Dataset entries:
/---

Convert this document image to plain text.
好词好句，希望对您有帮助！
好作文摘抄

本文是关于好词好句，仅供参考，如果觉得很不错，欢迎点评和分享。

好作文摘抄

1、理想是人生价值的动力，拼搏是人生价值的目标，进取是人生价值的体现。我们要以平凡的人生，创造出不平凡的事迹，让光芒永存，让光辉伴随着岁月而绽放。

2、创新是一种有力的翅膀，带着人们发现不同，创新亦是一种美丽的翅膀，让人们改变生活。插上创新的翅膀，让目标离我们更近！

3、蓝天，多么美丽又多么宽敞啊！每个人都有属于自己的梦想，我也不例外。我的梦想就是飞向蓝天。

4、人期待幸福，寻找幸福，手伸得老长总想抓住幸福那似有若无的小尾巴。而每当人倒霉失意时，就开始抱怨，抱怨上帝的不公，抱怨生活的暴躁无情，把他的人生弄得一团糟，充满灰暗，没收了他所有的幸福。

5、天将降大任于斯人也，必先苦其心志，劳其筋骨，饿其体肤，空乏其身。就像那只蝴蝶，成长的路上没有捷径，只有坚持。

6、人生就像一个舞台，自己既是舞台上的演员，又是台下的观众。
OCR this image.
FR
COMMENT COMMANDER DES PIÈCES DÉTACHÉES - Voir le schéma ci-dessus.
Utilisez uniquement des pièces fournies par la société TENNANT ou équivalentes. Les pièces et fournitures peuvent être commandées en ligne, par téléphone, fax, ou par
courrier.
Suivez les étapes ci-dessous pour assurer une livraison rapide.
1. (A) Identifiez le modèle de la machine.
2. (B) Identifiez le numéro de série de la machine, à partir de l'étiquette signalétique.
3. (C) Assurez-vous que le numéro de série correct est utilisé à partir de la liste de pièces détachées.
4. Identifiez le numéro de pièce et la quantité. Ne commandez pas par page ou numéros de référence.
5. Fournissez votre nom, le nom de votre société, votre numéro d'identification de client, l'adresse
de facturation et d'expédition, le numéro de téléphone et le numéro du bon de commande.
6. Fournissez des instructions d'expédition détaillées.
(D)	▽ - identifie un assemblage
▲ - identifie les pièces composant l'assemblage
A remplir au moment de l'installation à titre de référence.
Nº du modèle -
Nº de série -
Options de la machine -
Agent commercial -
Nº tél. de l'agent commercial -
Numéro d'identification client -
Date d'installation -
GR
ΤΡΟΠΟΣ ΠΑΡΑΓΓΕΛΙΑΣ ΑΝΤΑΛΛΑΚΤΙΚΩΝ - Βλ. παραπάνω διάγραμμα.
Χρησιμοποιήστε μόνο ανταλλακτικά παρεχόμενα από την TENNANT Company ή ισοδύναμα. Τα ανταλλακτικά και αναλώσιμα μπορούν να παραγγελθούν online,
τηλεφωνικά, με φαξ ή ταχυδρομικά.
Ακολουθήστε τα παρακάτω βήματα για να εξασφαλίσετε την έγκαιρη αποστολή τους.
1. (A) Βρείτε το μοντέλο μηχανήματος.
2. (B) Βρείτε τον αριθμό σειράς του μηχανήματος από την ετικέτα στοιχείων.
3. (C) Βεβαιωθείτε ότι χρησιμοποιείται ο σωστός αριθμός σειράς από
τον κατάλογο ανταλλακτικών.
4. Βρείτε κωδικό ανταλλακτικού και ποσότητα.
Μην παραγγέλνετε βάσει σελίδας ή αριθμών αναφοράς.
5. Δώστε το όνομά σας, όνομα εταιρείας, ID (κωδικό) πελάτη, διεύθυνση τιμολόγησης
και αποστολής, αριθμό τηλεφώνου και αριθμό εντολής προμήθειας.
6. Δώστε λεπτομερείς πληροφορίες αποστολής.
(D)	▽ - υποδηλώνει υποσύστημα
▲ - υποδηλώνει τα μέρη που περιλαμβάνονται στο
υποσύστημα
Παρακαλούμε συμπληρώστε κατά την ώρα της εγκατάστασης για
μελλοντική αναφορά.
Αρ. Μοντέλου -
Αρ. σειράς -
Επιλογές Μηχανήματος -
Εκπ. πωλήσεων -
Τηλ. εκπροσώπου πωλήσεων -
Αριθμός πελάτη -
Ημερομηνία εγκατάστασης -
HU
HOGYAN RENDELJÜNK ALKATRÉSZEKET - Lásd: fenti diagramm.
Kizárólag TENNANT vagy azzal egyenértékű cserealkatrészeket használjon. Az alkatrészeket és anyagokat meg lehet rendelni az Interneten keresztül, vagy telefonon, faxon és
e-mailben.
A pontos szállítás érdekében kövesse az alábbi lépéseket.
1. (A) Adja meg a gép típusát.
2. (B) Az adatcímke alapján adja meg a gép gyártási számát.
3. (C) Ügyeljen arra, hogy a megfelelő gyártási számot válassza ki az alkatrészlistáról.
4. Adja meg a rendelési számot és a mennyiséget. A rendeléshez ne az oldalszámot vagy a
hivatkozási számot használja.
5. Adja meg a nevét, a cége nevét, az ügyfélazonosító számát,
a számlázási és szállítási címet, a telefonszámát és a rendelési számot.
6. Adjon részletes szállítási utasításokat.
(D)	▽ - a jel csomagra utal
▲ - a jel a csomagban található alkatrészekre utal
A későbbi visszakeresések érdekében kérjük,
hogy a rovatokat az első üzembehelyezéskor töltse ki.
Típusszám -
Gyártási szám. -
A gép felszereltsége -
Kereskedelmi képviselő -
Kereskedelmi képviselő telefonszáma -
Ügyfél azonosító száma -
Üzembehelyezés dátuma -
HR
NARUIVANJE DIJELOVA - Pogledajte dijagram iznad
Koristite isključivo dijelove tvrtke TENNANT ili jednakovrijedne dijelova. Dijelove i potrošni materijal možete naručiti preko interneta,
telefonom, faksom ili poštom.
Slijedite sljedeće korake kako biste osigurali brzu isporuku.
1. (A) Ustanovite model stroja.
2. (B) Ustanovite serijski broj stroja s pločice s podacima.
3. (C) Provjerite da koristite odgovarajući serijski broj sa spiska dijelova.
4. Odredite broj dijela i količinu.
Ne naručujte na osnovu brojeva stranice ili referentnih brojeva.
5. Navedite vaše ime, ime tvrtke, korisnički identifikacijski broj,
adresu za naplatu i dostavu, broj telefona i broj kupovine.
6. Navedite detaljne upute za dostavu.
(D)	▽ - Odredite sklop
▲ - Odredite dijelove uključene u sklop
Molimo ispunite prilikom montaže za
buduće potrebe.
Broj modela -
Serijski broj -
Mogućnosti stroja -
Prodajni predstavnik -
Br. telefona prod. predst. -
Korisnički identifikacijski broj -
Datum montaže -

\---

INSTRUCTION: Gather each line in the data that holds the string "Navedite".

OUTPUT BELOW:
5. Navedite vaše ime, ime tvrtke, korisnički identifikacijski broj,
6. Navedite detaljne upute za dostavu.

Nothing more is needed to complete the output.